# Requirement
Copy all lines that contain the word "являются".

Collection entries:

* begin *

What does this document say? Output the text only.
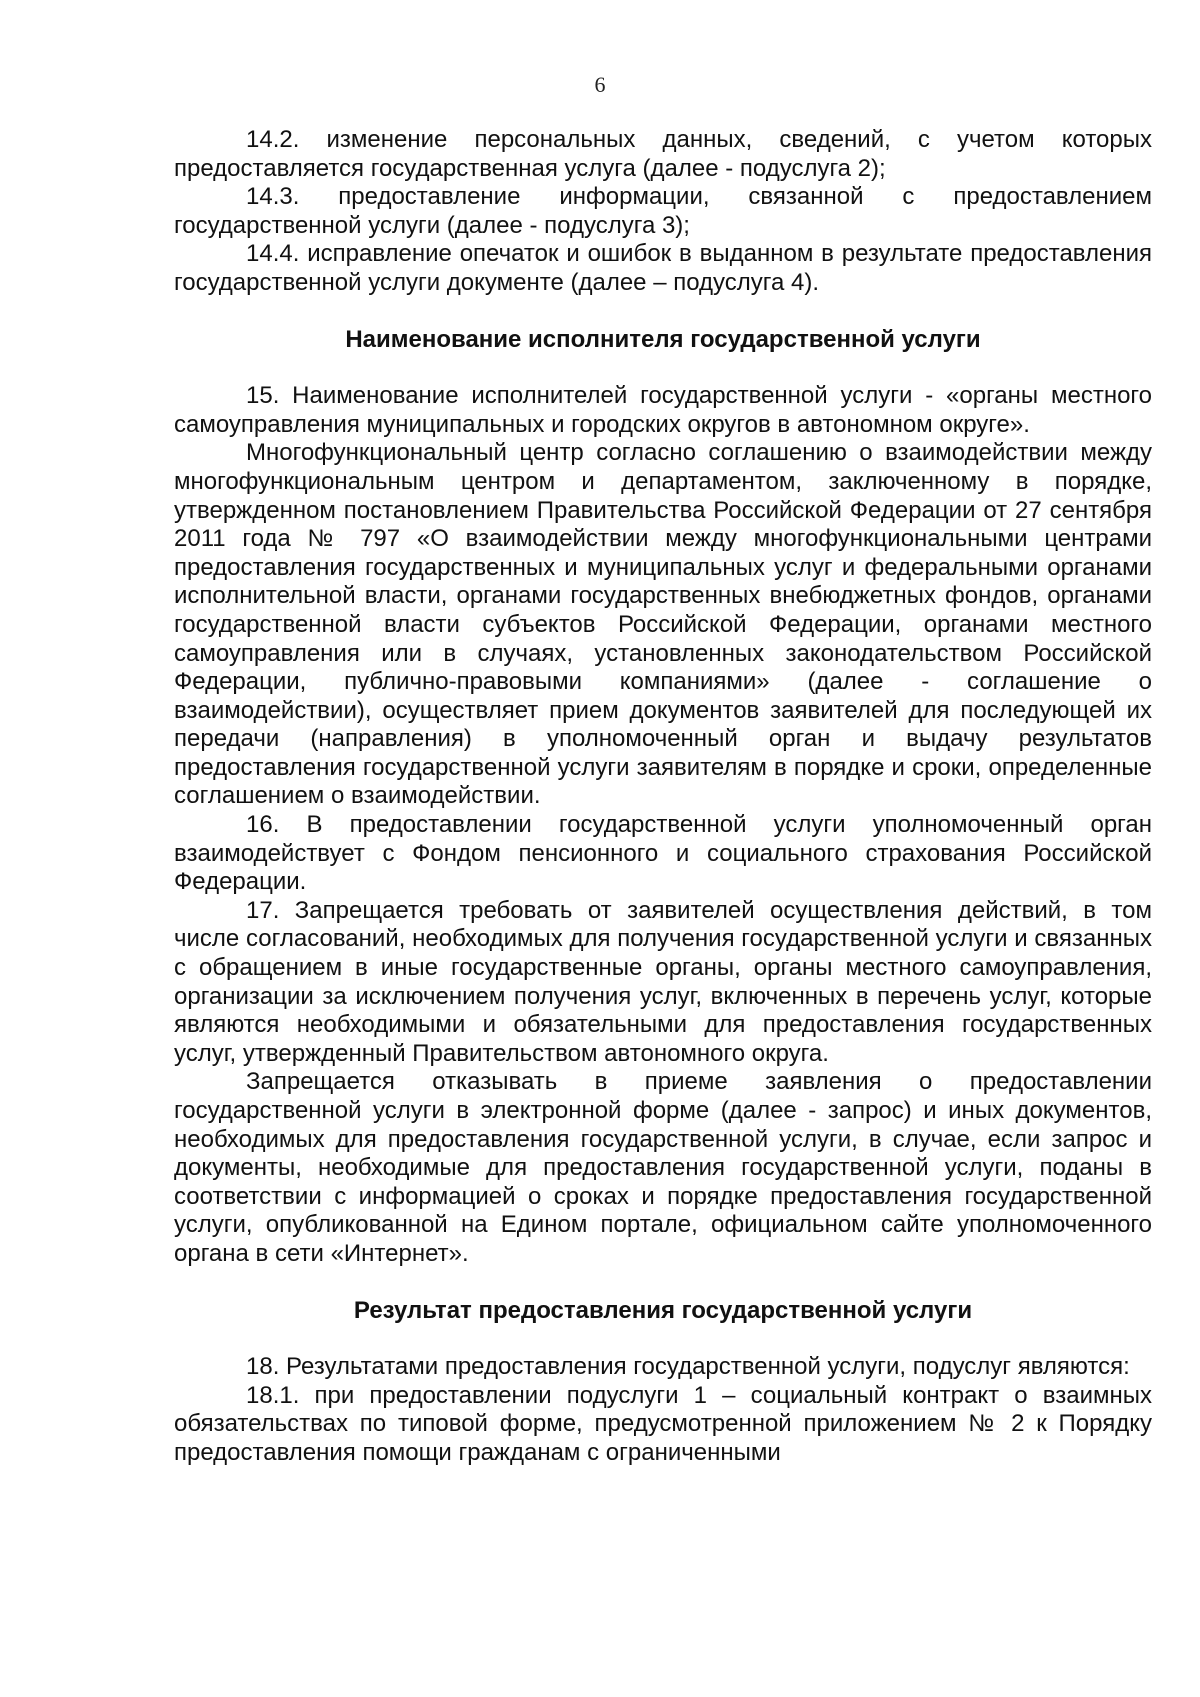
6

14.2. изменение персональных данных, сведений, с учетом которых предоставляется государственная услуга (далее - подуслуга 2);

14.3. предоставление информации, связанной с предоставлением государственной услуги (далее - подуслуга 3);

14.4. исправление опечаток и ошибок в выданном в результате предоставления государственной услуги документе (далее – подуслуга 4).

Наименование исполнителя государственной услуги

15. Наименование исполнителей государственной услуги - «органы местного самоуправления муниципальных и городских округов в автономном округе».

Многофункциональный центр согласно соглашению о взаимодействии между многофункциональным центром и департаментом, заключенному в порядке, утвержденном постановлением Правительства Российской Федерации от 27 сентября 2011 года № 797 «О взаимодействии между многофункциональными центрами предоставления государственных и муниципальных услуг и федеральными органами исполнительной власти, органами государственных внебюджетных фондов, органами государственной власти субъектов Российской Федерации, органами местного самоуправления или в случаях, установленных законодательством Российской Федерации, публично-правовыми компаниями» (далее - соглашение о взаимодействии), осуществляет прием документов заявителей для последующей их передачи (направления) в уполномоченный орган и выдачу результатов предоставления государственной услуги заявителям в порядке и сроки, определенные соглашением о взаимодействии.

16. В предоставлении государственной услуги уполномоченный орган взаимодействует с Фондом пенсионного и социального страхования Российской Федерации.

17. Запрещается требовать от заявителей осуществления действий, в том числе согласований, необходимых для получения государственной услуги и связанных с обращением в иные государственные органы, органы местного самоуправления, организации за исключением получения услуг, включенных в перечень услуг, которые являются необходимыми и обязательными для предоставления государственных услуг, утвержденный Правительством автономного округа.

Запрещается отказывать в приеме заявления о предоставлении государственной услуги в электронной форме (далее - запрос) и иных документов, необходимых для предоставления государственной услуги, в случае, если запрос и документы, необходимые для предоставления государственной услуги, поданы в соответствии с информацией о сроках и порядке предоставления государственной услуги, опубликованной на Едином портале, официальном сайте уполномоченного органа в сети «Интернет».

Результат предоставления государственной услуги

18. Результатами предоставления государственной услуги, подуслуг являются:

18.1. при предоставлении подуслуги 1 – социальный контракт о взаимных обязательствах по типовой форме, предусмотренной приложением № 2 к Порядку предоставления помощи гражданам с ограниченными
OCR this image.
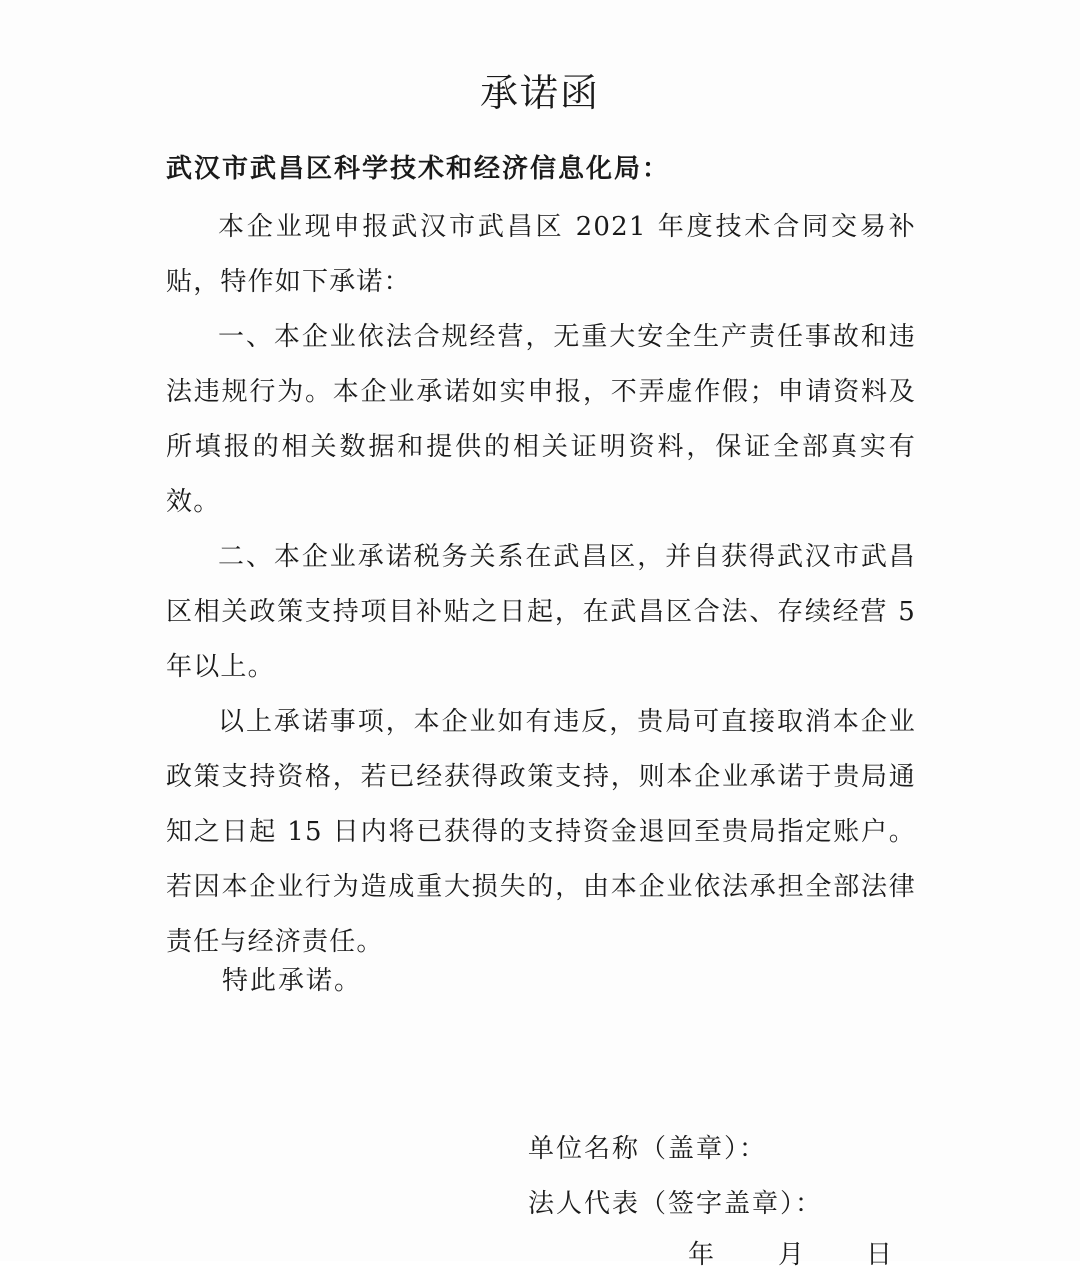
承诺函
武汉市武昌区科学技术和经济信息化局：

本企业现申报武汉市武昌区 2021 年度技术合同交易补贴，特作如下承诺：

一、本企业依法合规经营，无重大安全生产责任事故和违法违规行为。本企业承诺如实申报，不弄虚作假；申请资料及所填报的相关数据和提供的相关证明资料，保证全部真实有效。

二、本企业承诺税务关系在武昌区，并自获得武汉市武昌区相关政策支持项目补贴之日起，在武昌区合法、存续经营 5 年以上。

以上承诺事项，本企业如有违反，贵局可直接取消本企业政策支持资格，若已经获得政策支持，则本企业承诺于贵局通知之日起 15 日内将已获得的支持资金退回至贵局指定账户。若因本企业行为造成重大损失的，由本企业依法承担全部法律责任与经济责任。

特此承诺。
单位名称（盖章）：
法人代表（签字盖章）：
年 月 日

* end *

# Result for this exercise
17. Запрещается требовать от заявителей осуществления действий, в том числе согласований, необходимых для получения государственной услуги и связанных с обращением в иные государственные органы, органы местного самоуправления, организации за исключением получения услуг, включенных в перечень услуг, которые являются необходимыми и обязательными для предоставления государственных услуг, утвержденный Правительством автономного округа.
18. Результатами предоставления государственной услуги, подуслуг являются:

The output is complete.